### Short exercise
Copy, without any change, everything from the line that contains "y-tick-label: 20 <box>28 329 44 344</box>" down to the line that contains "plot-frame <box>51 26 542 384</box>", including both of those lines.

## START

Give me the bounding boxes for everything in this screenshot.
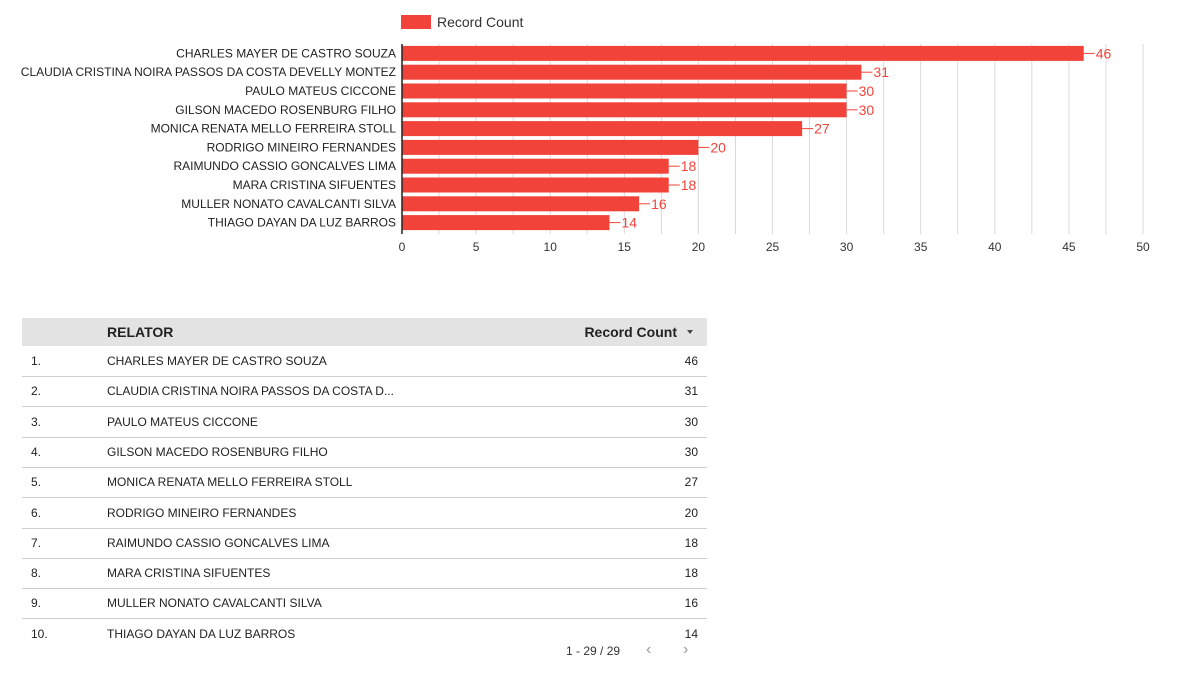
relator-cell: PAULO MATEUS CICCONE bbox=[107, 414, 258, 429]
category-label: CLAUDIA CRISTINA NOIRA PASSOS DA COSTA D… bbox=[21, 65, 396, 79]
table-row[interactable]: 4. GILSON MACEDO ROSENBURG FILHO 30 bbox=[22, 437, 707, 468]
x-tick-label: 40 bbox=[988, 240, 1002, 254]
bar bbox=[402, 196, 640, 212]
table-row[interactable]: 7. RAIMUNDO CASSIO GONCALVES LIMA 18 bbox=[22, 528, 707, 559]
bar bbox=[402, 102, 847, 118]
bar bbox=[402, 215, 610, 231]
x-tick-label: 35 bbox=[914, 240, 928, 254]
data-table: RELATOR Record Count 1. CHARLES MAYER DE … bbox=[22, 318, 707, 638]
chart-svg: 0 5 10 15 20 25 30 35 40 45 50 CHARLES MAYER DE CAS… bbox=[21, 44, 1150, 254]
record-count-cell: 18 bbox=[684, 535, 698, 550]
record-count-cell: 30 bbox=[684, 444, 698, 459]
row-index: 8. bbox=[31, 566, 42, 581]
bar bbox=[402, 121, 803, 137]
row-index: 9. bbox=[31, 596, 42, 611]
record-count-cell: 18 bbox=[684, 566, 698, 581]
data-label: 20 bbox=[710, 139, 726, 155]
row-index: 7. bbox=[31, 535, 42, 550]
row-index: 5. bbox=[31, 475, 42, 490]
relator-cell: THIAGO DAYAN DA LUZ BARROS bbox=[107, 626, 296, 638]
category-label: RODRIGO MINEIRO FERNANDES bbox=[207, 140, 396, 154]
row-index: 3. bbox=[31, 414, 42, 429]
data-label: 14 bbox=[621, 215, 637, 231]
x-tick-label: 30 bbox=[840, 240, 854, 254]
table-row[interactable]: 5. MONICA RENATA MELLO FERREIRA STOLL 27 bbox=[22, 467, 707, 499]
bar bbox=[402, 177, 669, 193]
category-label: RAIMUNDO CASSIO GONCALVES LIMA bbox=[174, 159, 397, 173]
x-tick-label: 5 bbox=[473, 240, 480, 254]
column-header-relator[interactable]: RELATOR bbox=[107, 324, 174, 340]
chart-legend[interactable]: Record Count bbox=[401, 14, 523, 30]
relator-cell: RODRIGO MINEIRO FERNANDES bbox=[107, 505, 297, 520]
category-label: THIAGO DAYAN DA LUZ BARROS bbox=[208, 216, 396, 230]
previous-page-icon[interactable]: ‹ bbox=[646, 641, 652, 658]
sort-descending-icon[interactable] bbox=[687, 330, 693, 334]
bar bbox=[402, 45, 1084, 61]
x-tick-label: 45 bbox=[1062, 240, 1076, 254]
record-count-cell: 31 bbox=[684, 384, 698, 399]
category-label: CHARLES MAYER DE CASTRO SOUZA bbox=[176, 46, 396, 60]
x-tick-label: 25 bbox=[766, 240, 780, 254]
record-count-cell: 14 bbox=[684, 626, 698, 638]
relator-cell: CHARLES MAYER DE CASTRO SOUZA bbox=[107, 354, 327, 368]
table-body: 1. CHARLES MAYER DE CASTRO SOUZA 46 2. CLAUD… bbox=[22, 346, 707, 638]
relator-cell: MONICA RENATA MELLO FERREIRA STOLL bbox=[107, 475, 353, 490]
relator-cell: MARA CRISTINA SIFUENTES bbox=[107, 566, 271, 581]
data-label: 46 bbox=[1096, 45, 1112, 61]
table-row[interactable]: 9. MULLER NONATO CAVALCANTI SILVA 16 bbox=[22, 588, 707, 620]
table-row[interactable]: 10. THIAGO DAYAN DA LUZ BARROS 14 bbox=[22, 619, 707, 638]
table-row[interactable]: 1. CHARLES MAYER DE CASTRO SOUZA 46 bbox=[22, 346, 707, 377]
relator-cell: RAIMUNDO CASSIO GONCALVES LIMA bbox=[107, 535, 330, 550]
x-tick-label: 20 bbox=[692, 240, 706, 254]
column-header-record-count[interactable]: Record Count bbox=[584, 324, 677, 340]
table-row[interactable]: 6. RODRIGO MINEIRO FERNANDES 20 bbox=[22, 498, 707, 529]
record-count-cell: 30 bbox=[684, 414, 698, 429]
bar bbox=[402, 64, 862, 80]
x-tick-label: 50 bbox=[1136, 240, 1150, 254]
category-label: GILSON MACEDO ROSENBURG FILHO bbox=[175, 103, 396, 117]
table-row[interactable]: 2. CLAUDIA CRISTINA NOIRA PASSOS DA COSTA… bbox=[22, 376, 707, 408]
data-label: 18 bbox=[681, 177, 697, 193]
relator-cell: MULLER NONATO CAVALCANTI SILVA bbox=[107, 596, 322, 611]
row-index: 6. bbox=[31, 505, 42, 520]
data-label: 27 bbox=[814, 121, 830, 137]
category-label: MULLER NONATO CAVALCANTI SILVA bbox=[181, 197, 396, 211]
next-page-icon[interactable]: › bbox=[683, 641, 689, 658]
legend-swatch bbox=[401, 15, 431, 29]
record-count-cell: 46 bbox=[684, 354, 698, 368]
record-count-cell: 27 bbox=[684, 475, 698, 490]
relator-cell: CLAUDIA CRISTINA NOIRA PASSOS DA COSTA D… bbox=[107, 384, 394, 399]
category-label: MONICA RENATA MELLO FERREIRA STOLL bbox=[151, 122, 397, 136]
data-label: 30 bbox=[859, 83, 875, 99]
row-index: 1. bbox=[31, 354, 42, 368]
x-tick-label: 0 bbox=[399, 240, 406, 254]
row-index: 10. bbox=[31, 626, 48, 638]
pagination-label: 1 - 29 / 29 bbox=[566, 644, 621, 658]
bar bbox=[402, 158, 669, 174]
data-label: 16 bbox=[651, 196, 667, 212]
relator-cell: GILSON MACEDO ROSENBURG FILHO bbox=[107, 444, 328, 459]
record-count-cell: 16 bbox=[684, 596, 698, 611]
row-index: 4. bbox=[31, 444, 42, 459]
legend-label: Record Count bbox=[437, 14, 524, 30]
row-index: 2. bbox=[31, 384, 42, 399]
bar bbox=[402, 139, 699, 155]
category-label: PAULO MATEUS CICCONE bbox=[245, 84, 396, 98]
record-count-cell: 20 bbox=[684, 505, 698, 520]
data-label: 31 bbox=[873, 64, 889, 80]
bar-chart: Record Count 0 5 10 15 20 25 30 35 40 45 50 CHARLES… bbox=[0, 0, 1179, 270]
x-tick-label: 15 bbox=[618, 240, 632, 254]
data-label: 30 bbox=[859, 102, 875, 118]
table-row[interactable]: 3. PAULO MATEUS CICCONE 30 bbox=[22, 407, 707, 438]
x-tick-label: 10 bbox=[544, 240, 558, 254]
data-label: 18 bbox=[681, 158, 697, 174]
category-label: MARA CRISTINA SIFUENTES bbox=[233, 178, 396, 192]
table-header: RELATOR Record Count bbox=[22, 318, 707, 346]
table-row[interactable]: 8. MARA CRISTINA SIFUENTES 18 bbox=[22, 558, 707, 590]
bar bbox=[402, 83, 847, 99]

## END
## START

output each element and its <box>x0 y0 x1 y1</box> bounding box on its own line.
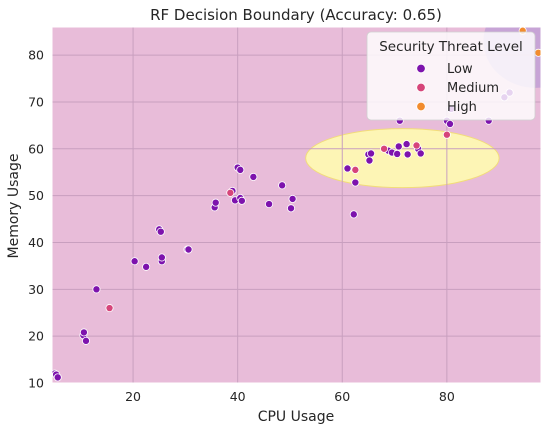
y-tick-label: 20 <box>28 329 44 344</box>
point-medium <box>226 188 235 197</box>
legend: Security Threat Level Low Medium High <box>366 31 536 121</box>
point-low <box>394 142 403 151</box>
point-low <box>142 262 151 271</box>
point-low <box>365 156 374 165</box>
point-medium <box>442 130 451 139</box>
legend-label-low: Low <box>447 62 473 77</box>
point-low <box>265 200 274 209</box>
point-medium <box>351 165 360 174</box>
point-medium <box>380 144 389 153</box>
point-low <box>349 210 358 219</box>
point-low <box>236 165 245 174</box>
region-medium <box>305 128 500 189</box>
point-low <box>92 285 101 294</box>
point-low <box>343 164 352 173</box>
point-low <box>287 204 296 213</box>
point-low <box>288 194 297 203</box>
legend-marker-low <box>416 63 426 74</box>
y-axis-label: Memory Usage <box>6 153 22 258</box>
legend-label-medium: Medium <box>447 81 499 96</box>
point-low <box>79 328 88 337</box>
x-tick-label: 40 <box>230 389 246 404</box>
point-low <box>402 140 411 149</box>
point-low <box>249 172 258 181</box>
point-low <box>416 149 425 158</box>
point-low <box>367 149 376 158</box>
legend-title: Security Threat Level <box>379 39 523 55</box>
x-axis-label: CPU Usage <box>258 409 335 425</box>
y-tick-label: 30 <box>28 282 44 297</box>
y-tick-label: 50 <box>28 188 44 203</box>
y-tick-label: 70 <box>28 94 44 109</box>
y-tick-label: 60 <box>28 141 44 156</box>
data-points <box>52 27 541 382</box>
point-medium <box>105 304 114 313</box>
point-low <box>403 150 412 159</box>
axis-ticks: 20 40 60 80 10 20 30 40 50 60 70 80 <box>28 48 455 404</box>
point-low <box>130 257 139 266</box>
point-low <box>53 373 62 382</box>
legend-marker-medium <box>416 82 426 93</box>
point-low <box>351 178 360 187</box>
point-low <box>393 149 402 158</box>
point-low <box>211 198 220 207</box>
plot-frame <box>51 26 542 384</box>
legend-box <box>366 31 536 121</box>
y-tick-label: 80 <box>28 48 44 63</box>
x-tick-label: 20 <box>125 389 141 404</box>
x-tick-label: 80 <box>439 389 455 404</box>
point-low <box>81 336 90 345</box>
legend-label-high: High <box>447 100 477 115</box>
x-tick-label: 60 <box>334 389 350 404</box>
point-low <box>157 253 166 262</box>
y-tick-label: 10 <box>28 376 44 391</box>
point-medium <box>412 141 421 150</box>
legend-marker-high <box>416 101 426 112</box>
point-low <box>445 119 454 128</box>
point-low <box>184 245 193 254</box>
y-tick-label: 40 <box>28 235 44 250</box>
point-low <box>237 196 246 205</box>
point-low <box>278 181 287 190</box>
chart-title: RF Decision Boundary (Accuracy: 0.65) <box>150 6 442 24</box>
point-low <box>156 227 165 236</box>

## END

### Answer to the task
y-tick-label: 20 <box>28 329 44 344</box>
point-medium <box>226 188 235 197</box>
legend: Security Threat Level Low Medium High <box>366 31 536 121</box>
point-low <box>394 142 403 151</box>
point-low <box>142 262 151 271</box>
point-low <box>365 156 374 165</box>
point-medium <box>442 130 451 139</box>
legend-label-low: Low <box>447 62 473 77</box>
point-low <box>265 200 274 209</box>
point-medium <box>351 165 360 174</box>
point-medium <box>380 144 389 153</box>
point-low <box>349 210 358 219</box>
point-low <box>236 165 245 174</box>
region-medium <box>305 128 500 189</box>
point-low <box>92 285 101 294</box>
point-low <box>343 164 352 173</box>
point-low <box>287 204 296 213</box>
point-low <box>288 194 297 203</box>
legend-marker-low <box>416 63 426 74</box>
y-axis-label: Memory Usage <box>6 153 22 258</box>
legend-label-medium: Medium <box>447 81 499 96</box>
point-low <box>79 328 88 337</box>
x-tick-label: 40 <box>230 389 246 404</box>
point-low <box>402 140 411 149</box>
point-low <box>249 172 258 181</box>
point-low <box>416 149 425 158</box>
point-low <box>367 149 376 158</box>
legend-title: Security Threat Level <box>379 39 523 55</box>
x-axis-label: CPU Usage <box>258 409 335 425</box>
y-tick-label: 30 <box>28 282 44 297</box>
y-tick-label: 50 <box>28 188 44 203</box>
y-tick-label: 70 <box>28 94 44 109</box>
y-tick-label: 60 <box>28 141 44 156</box>
data-points <box>52 27 541 382</box>
point-medium <box>105 304 114 313</box>
point-low <box>403 150 412 159</box>
axis-ticks: 20 40 60 80 10 20 30 40 50 60 70 80 <box>28 48 455 404</box>
point-low <box>130 257 139 266</box>
point-low <box>53 373 62 382</box>
legend-marker-medium <box>416 82 426 93</box>
point-low <box>351 178 360 187</box>
point-low <box>393 149 402 158</box>
point-low <box>211 198 220 207</box>
plot-frame <box>51 26 542 384</box>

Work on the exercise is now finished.